-------- DATA ROWS --------

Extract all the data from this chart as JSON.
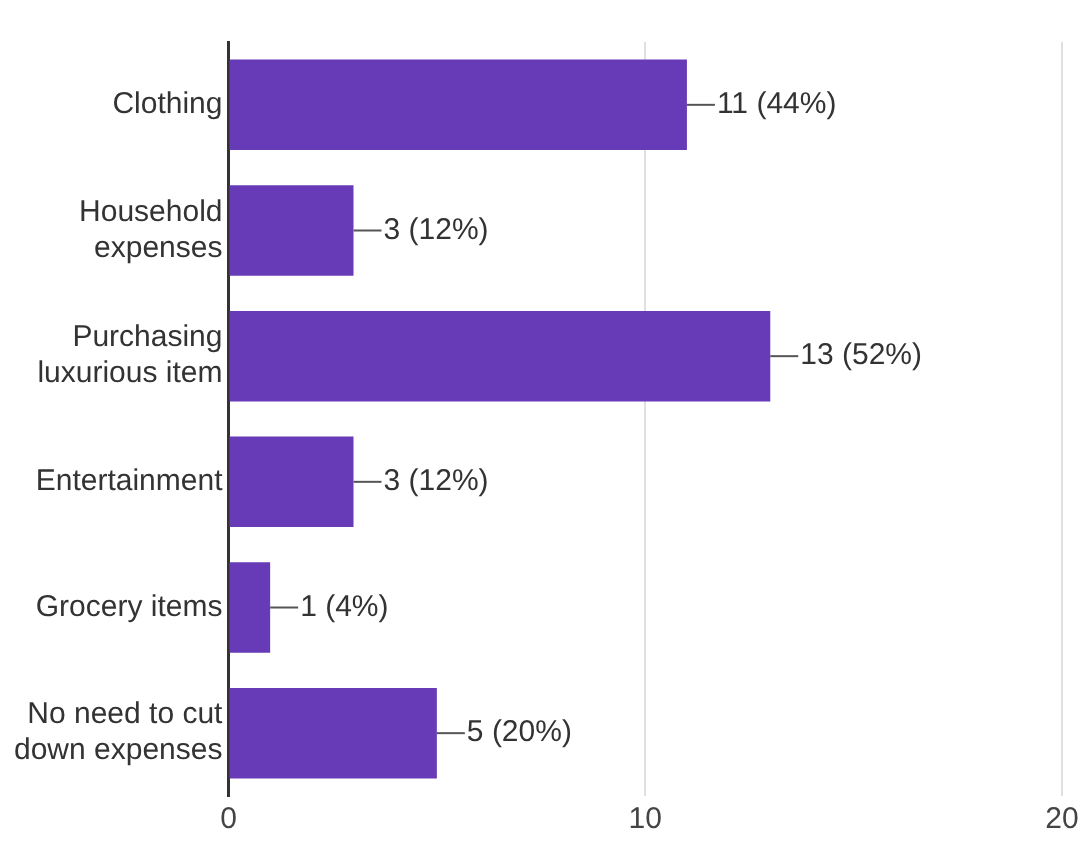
{
  "chart_data": {
    "type": "bar",
    "orientation": "horizontal",
    "categories": [
      "Clothing",
      "Household expenses",
      "Purchasing luxurious item",
      "Entertainment",
      "Grocery items",
      "No need to cut down expenses"
    ],
    "values": [
      11,
      3,
      13,
      3,
      1,
      5
    ],
    "value_labels": [
      "11 (44%)",
      "3 (12%)",
      "13 (52%)",
      "3 (12%)",
      "1 (4%)",
      "5 (20%)"
    ],
    "color": "#673ab7",
    "xlim": [
      0,
      20
    ],
    "xticks": [
      0,
      10,
      20
    ],
    "grid": "x",
    "legend": false
  }
}
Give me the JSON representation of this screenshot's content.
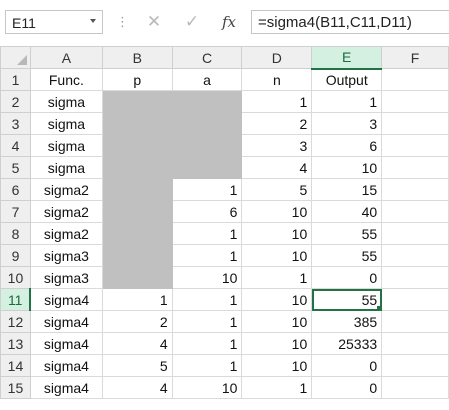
{
  "formula_bar": {
    "name_box": "E11",
    "fx_label": "fx",
    "cancel_glyph": "✕",
    "enter_glyph": "✓",
    "formula": "=sigma4(B11,C11,D11)"
  },
  "sheet": {
    "columns": [
      "A",
      "B",
      "C",
      "D",
      "E",
      "F"
    ],
    "rows": [
      {
        "num": "1",
        "a": "Func.",
        "b": "p",
        "c": "a",
        "d": "n",
        "e": "Output"
      },
      {
        "num": "2",
        "a": "sigma",
        "b": "",
        "c": "",
        "d": "1",
        "e": "1"
      },
      {
        "num": "3",
        "a": "sigma",
        "b": "",
        "c": "",
        "d": "2",
        "e": "3"
      },
      {
        "num": "4",
        "a": "sigma",
        "b": "",
        "c": "",
        "d": "3",
        "e": "6"
      },
      {
        "num": "5",
        "a": "sigma",
        "b": "",
        "c": "",
        "d": "4",
        "e": "10"
      },
      {
        "num": "6",
        "a": "sigma2",
        "b": "",
        "c": "1",
        "d": "5",
        "e": "15"
      },
      {
        "num": "7",
        "a": "sigma2",
        "b": "",
        "c": "6",
        "d": "10",
        "e": "40"
      },
      {
        "num": "8",
        "a": "sigma2",
        "b": "",
        "c": "1",
        "d": "10",
        "e": "55"
      },
      {
        "num": "9",
        "a": "sigma3",
        "b": "",
        "c": "1",
        "d": "10",
        "e": "55"
      },
      {
        "num": "10",
        "a": "sigma3",
        "b": "",
        "c": "10",
        "d": "1",
        "e": "0"
      },
      {
        "num": "11",
        "a": "sigma4",
        "b": "1",
        "c": "1",
        "d": "10",
        "e": "55"
      },
      {
        "num": "12",
        "a": "sigma4",
        "b": "2",
        "c": "1",
        "d": "10",
        "e": "385"
      },
      {
        "num": "13",
        "a": "sigma4",
        "b": "4",
        "c": "1",
        "d": "10",
        "e": "25333"
      },
      {
        "num": "14",
        "a": "sigma4",
        "b": "5",
        "c": "1",
        "d": "10",
        "e": "0"
      },
      {
        "num": "15",
        "a": "sigma4",
        "b": "4",
        "c": "10",
        "d": "1",
        "e": "0"
      }
    ],
    "selected_cell": "E11",
    "colors": {
      "selection": "#217346",
      "blocked_fill": "#c0c0c0",
      "header_bg": "#efefef"
    }
  }
}
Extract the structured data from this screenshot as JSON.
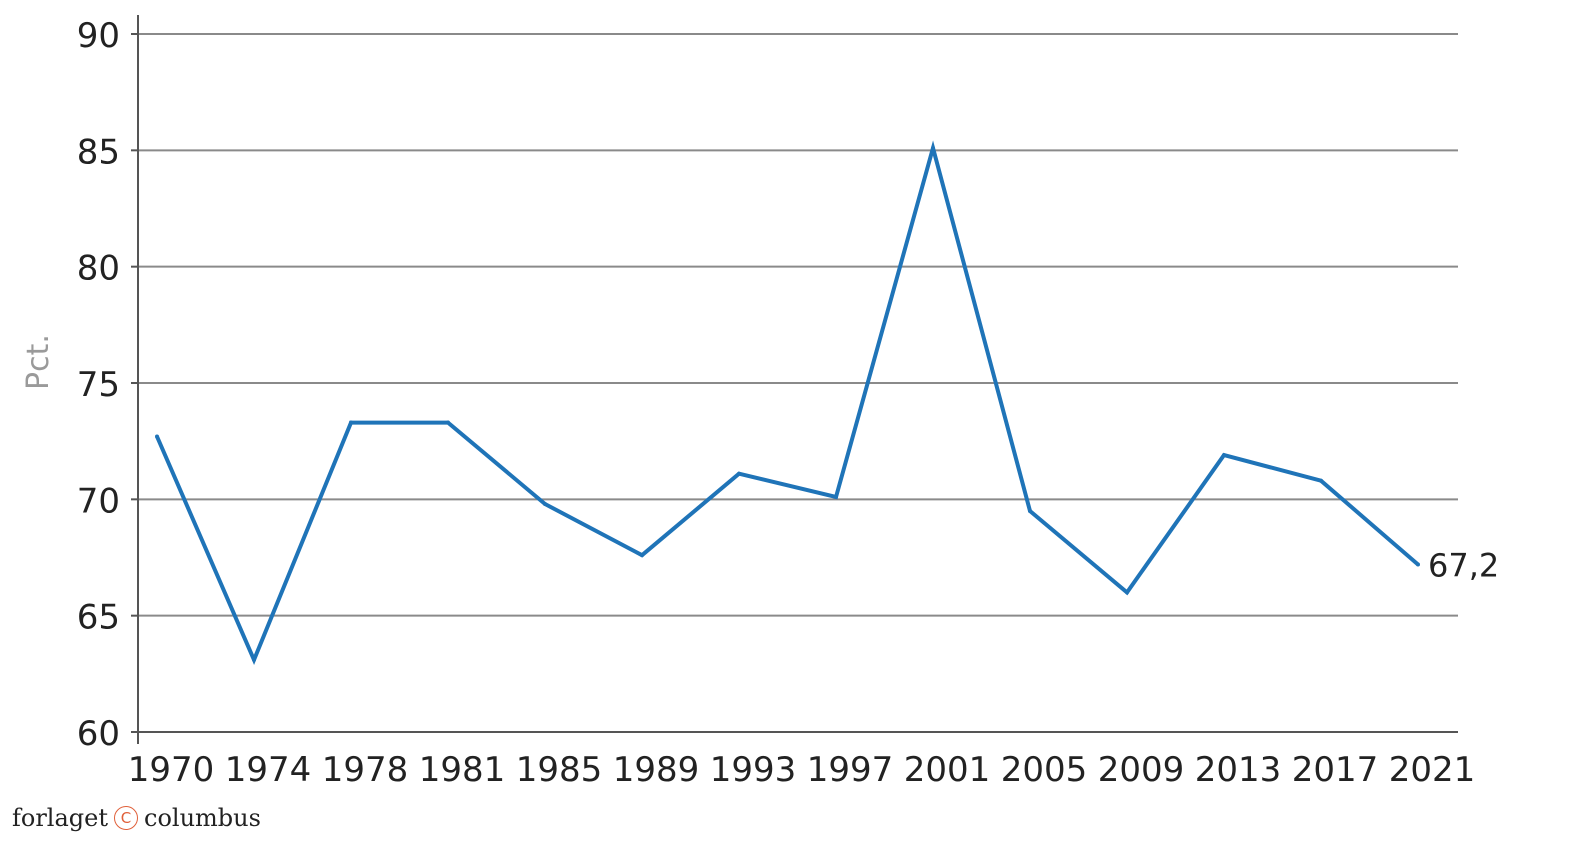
{
  "chart_data": {
    "type": "line",
    "ylabel": "Pct.",
    "ylim": [
      60,
      90
    ],
    "yticks": [
      60,
      65,
      70,
      75,
      80,
      85,
      90
    ],
    "grid": true,
    "categories": [
      "1970",
      "1974",
      "1978",
      "1981",
      "1985",
      "1989",
      "1993",
      "1997",
      "2001",
      "2005",
      "2009",
      "2013",
      "2017",
      "2021"
    ],
    "line_color": "#1f74b8",
    "series": [
      {
        "values": [
          72.7,
          63.1,
          73.3,
          73.3,
          69.8,
          67.6,
          71.1,
          70.1,
          85.1,
          69.5,
          66.0,
          71.9,
          70.8,
          67.2
        ]
      }
    ],
    "annotations": [
      {
        "category": "2021",
        "text": "67,2"
      }
    ]
  },
  "footer": {
    "brand_left": "forlaget",
    "brand_mark": "C",
    "brand_right": "columbus",
    "brand_color": "#e0603a"
  }
}
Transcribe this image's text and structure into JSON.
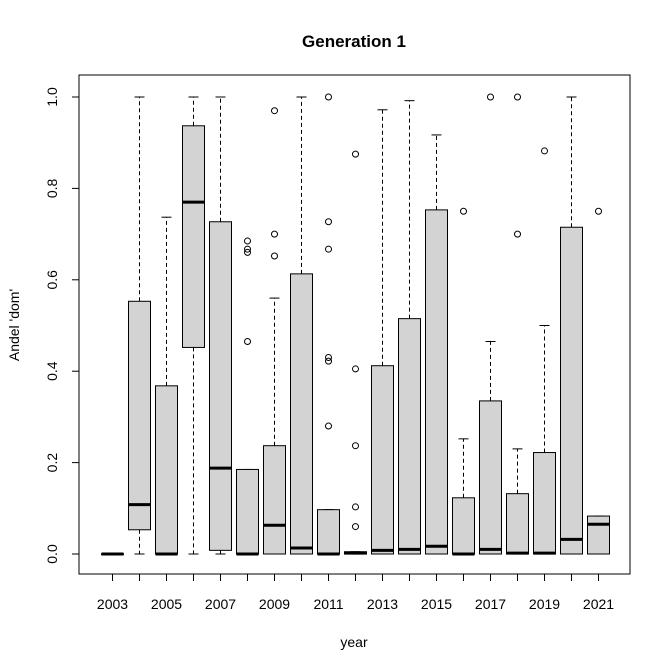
{
  "chart_data": {
    "type": "boxplot",
    "title": "Generation 1",
    "xlabel": "year",
    "ylabel": "Andel 'dom'",
    "ylim": [
      0,
      1
    ],
    "y_ticks": [
      "0.0",
      "0.2",
      "0.4",
      "0.6",
      "0.8",
      "1.0"
    ],
    "y_tick_values": [
      0,
      0.2,
      0.4,
      0.6,
      0.8,
      1.0
    ],
    "x_tick_labels": [
      "2003",
      "2005",
      "2007",
      "2009",
      "2011",
      "2013",
      "2015",
      "2017",
      "2019",
      "2021"
    ],
    "categories": [
      "2003",
      "2004",
      "2005",
      "2006",
      "2007",
      "2008",
      "2009",
      "2010",
      "2011",
      "2012",
      "2013",
      "2014",
      "2015",
      "2016",
      "2017",
      "2018",
      "2019",
      "2020",
      "2021"
    ],
    "box_fill": "#d3d3d3",
    "boxes": [
      {
        "year": "2003",
        "whisker_low": 0.0,
        "q1": 0.0,
        "median": 0.0,
        "q3": 0.0,
        "whisker_high": 0.0,
        "outliers": []
      },
      {
        "year": "2004",
        "whisker_low": 0.0,
        "q1": 0.053,
        "median": 0.108,
        "q3": 0.553,
        "whisker_high": 1.0,
        "outliers": []
      },
      {
        "year": "2005",
        "whisker_low": 0.0,
        "q1": 0.0,
        "median": 0.0,
        "q3": 0.368,
        "whisker_high": 0.737,
        "outliers": []
      },
      {
        "year": "2006",
        "whisker_low": 0.0,
        "q1": 0.452,
        "median": 0.77,
        "q3": 0.937,
        "whisker_high": 1.0,
        "outliers": []
      },
      {
        "year": "2007",
        "whisker_low": 0.0,
        "q1": 0.008,
        "median": 0.188,
        "q3": 0.727,
        "whisker_high": 1.0,
        "outliers": []
      },
      {
        "year": "2008",
        "whisker_low": 0.0,
        "q1": 0.0,
        "median": 0.0,
        "q3": 0.185,
        "whisker_high": 0.185,
        "outliers": [
          0.465,
          0.66,
          0.667,
          0.685
        ]
      },
      {
        "year": "2009",
        "whisker_low": 0.0,
        "q1": 0.0,
        "median": 0.063,
        "q3": 0.237,
        "whisker_high": 0.56,
        "outliers": [
          0.652,
          0.7,
          0.97
        ]
      },
      {
        "year": "2010",
        "whisker_low": 0.0,
        "q1": 0.0,
        "median": 0.013,
        "q3": 0.613,
        "whisker_high": 1.0,
        "outliers": []
      },
      {
        "year": "2011",
        "whisker_low": 0.0,
        "q1": 0.0,
        "median": 0.0,
        "q3": 0.097,
        "whisker_high": 0.097,
        "outliers": [
          0.28,
          0.422,
          0.43,
          0.667,
          0.727,
          1.0
        ]
      },
      {
        "year": "2012",
        "whisker_low": 0.0,
        "q1": 0.0,
        "median": 0.002,
        "q3": 0.005,
        "whisker_high": 0.005,
        "outliers": [
          0.06,
          0.103,
          0.237,
          0.405,
          0.875
        ]
      },
      {
        "year": "2013",
        "whisker_low": 0.0,
        "q1": 0.0,
        "median": 0.008,
        "q3": 0.412,
        "whisker_high": 0.972,
        "outliers": []
      },
      {
        "year": "2014",
        "whisker_low": 0.0,
        "q1": 0.0,
        "median": 0.01,
        "q3": 0.515,
        "whisker_high": 0.992,
        "outliers": []
      },
      {
        "year": "2015",
        "whisker_low": 0.0,
        "q1": 0.0,
        "median": 0.017,
        "q3": 0.753,
        "whisker_high": 0.917,
        "outliers": []
      },
      {
        "year": "2016",
        "whisker_low": 0.0,
        "q1": 0.0,
        "median": 0.0,
        "q3": 0.123,
        "whisker_high": 0.252,
        "outliers": [
          0.75
        ]
      },
      {
        "year": "2017",
        "whisker_low": 0.0,
        "q1": 0.0,
        "median": 0.01,
        "q3": 0.335,
        "whisker_high": 0.465,
        "outliers": [
          1.0
        ]
      },
      {
        "year": "2018",
        "whisker_low": 0.0,
        "q1": 0.0,
        "median": 0.002,
        "q3": 0.132,
        "whisker_high": 0.23,
        "outliers": [
          0.7,
          1.0
        ]
      },
      {
        "year": "2019",
        "whisker_low": 0.0,
        "q1": 0.0,
        "median": 0.002,
        "q3": 0.222,
        "whisker_high": 0.5,
        "outliers": [
          0.882
        ]
      },
      {
        "year": "2020",
        "whisker_low": 0.0,
        "q1": 0.0,
        "median": 0.032,
        "q3": 0.715,
        "whisker_high": 1.0,
        "outliers": []
      },
      {
        "year": "2021",
        "whisker_low": 0.0,
        "q1": 0.0,
        "median": 0.065,
        "q3": 0.083,
        "whisker_high": 0.083,
        "outliers": [
          0.75
        ]
      }
    ]
  }
}
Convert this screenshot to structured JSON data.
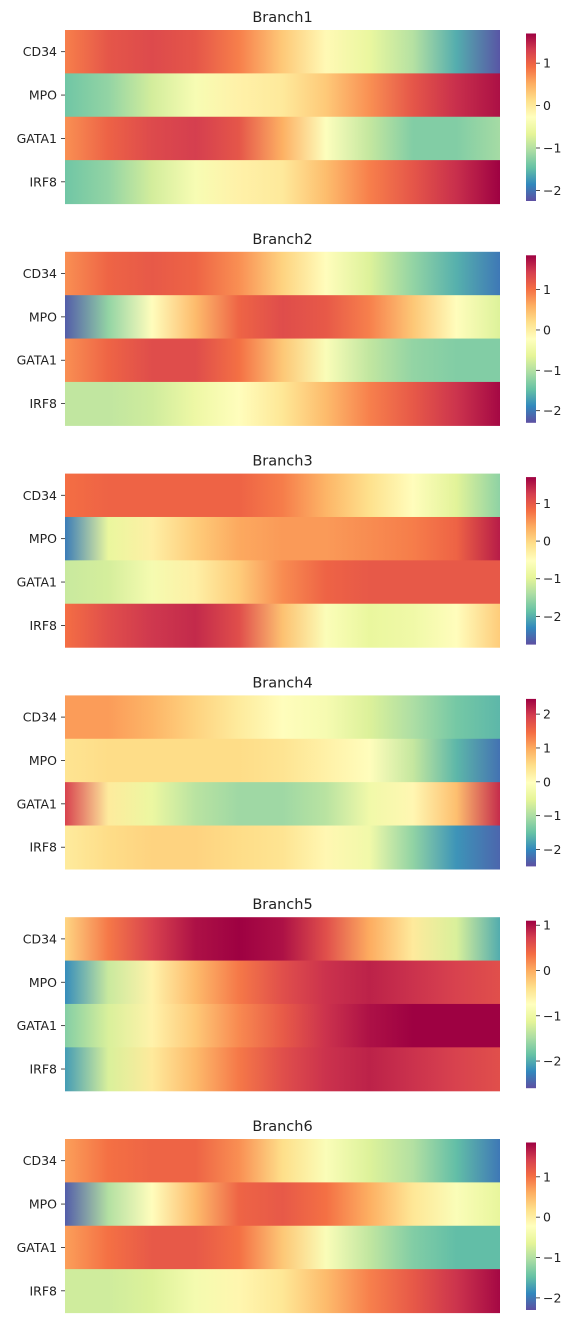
{
  "colorscale": {
    "name": "Spectral_r",
    "stops": [
      "#5e4fa2",
      "#3288bd",
      "#66c2a5",
      "#abdda4",
      "#e6f598",
      "#ffffbf",
      "#fee08b",
      "#fdae61",
      "#f46d43",
      "#d53e4f",
      "#9e0142"
    ]
  },
  "chart_data": [
    {
      "type": "heatmap",
      "title": "Branch1",
      "rows": [
        "CD34",
        "MPO",
        "GATA1",
        "IRF8"
      ],
      "x_positions": [
        0,
        0.1,
        0.2,
        0.3,
        0.4,
        0.5,
        0.6,
        0.7,
        0.8,
        0.9,
        1.0
      ],
      "values": [
        [
          0.8,
          1.1,
          1.2,
          1.1,
          0.8,
          0.3,
          -0.2,
          -0.6,
          -1.0,
          -1.6,
          -2.2
        ],
        [
          -1.4,
          -1.2,
          -0.8,
          -0.4,
          -0.1,
          0.0,
          0.3,
          0.7,
          1.1,
          1.4,
          1.6
        ],
        [
          0.7,
          1.0,
          1.2,
          1.3,
          1.1,
          0.5,
          -0.3,
          -0.9,
          -1.3,
          -1.3,
          -1.1
        ],
        [
          -1.4,
          -1.2,
          -0.8,
          -0.4,
          -0.1,
          0.0,
          0.4,
          0.8,
          1.1,
          1.4,
          1.7
        ]
      ],
      "colorbar": {
        "ticks": [
          1,
          0,
          -1,
          -2
        ],
        "tick_labels": [
          "1",
          "0",
          "−1",
          "−2"
        ],
        "range": [
          -2.25,
          1.7
        ]
      }
    },
    {
      "type": "heatmap",
      "title": "Branch2",
      "rows": [
        "CD34",
        "MPO",
        "GATA1",
        "IRF8"
      ],
      "x_positions": [
        0,
        0.1,
        0.2,
        0.3,
        0.4,
        0.5,
        0.6,
        0.7,
        0.8,
        0.9,
        1.0
      ],
      "values": [
        [
          0.8,
          1.1,
          1.2,
          1.1,
          0.8,
          0.3,
          -0.2,
          -0.7,
          -1.2,
          -1.6,
          -2.0
        ],
        [
          -2.2,
          -1.2,
          -0.2,
          0.5,
          1.1,
          1.3,
          1.2,
          0.9,
          0.4,
          -0.2,
          -0.7
        ],
        [
          0.8,
          1.1,
          1.3,
          1.3,
          1.0,
          0.4,
          -0.3,
          -0.9,
          -1.2,
          -1.3,
          -1.3
        ],
        [
          -0.9,
          -0.9,
          -0.8,
          -0.5,
          -0.2,
          0.1,
          0.5,
          0.9,
          1.2,
          1.5,
          1.8
        ]
      ],
      "colorbar": {
        "ticks": [
          1,
          0,
          -1,
          -2
        ],
        "tick_labels": [
          "1",
          "0",
          "−1",
          "−2"
        ],
        "range": [
          -2.3,
          1.85
        ]
      }
    },
    {
      "type": "heatmap",
      "title": "Branch3",
      "rows": [
        "CD34",
        "MPO",
        "GATA1",
        "IRF8"
      ],
      "x_positions": [
        0,
        0.1,
        0.2,
        0.3,
        0.4,
        0.5,
        0.6,
        0.7,
        0.8,
        0.9,
        1.0
      ],
      "values": [
        [
          0.8,
          0.9,
          0.9,
          0.9,
          0.9,
          0.7,
          0.3,
          -0.1,
          -0.5,
          -1.0,
          -1.6
        ],
        [
          -2.4,
          -0.9,
          -0.3,
          0.1,
          0.4,
          0.5,
          0.5,
          0.6,
          0.7,
          0.9,
          1.5
        ],
        [
          -1.2,
          -1.1,
          -0.7,
          -0.3,
          0.1,
          0.6,
          0.9,
          1.0,
          1.0,
          1.0,
          1.0
        ],
        [
          0.8,
          1.1,
          1.3,
          1.4,
          1.1,
          0.2,
          -0.6,
          -0.9,
          -0.8,
          -0.5,
          0.1
        ]
      ],
      "colorbar": {
        "ticks": [
          1,
          0,
          -1,
          -2
        ],
        "tick_labels": [
          "1",
          "0",
          "−1",
          "−2"
        ],
        "range": [
          -2.75,
          1.7
        ]
      }
    },
    {
      "type": "heatmap",
      "title": "Branch4",
      "rows": [
        "CD34",
        "MPO",
        "GATA1",
        "IRF8"
      ],
      "x_positions": [
        0,
        0.1,
        0.2,
        0.3,
        0.4,
        0.5,
        0.6,
        0.7,
        0.8,
        0.9,
        1.0
      ],
      "values": [
        [
          1.1,
          1.1,
          0.9,
          0.6,
          0.3,
          0.0,
          -0.2,
          -0.6,
          -1.0,
          -1.4,
          -1.6
        ],
        [
          0.4,
          0.5,
          0.5,
          0.5,
          0.5,
          0.4,
          0.2,
          0.0,
          -0.8,
          -1.6,
          -2.2
        ],
        [
          1.9,
          0.3,
          -0.4,
          -0.9,
          -1.1,
          -1.1,
          -0.9,
          -0.3,
          0.1,
          0.8,
          2.1
        ],
        [
          0.3,
          0.5,
          0.6,
          0.6,
          0.5,
          0.4,
          0.1,
          -0.3,
          -1.2,
          -1.9,
          -2.3
        ]
      ],
      "colorbar": {
        "ticks": [
          2,
          1,
          0,
          -1,
          -2
        ],
        "tick_labels": [
          "2",
          "1",
          "0",
          "−1",
          "−2"
        ],
        "range": [
          -2.5,
          2.45
        ]
      }
    },
    {
      "type": "heatmap",
      "title": "Branch5",
      "rows": [
        "CD34",
        "MPO",
        "GATA1",
        "IRF8"
      ],
      "x_positions": [
        0,
        0.1,
        0.2,
        0.3,
        0.4,
        0.5,
        0.6,
        0.7,
        0.8,
        0.9,
        1.0
      ],
      "values": [
        [
          -0.3,
          0.3,
          0.7,
          1.0,
          1.1,
          1.0,
          0.6,
          0.0,
          -0.5,
          -1.2,
          -2.0
        ],
        [
          -2.2,
          -1.3,
          -0.6,
          -0.1,
          0.3,
          0.6,
          0.8,
          0.9,
          0.8,
          0.7,
          0.6
        ],
        [
          -1.7,
          -1.2,
          -0.6,
          -0.2,
          0.2,
          0.5,
          0.8,
          1.0,
          1.1,
          1.1,
          1.1
        ],
        [
          -2.1,
          -1.2,
          -0.5,
          -0.1,
          0.3,
          0.6,
          0.8,
          0.9,
          0.8,
          0.7,
          0.6
        ]
      ],
      "colorbar": {
        "ticks": [
          1,
          0,
          -1,
          -2
        ],
        "tick_labels": [
          "1",
          "0",
          "−1",
          "−2"
        ],
        "range": [
          -2.6,
          1.1
        ]
      }
    },
    {
      "type": "heatmap",
      "title": "Branch6",
      "rows": [
        "CD34",
        "MPO",
        "GATA1",
        "IRF8"
      ],
      "x_positions": [
        0,
        0.1,
        0.2,
        0.3,
        0.4,
        0.5,
        0.6,
        0.7,
        0.8,
        0.9,
        1.0
      ],
      "values": [
        [
          0.7,
          1.0,
          1.1,
          1.1,
          0.8,
          0.2,
          -0.3,
          -0.7,
          -1.0,
          -1.5,
          -2.0
        ],
        [
          -2.2,
          -1.0,
          -0.2,
          0.5,
          1.1,
          1.2,
          1.0,
          0.6,
          0.1,
          -0.3,
          -0.6
        ],
        [
          0.7,
          1.0,
          1.2,
          1.2,
          1.0,
          0.4,
          -0.3,
          -0.9,
          -1.3,
          -1.5,
          -1.5
        ],
        [
          -0.8,
          -0.8,
          -0.7,
          -0.4,
          -0.1,
          0.1,
          0.5,
          0.9,
          1.2,
          1.5,
          1.8
        ]
      ],
      "colorbar": {
        "ticks": [
          1,
          0,
          -1,
          -2
        ],
        "tick_labels": [
          "1",
          "0",
          "−1",
          "−2"
        ],
        "range": [
          -2.3,
          1.85
        ]
      }
    }
  ]
}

--------

▶ _WORK REQUIRED_: Filter the listing for the word "screenshot" and copy every line that holds it.

▶ _WRITTEN SOLUTION_:
Give me the JSON representation of this screenshot's content.
Extract the structured data from this screenshot as JSON.
Convert this screenshot to structured JSON data.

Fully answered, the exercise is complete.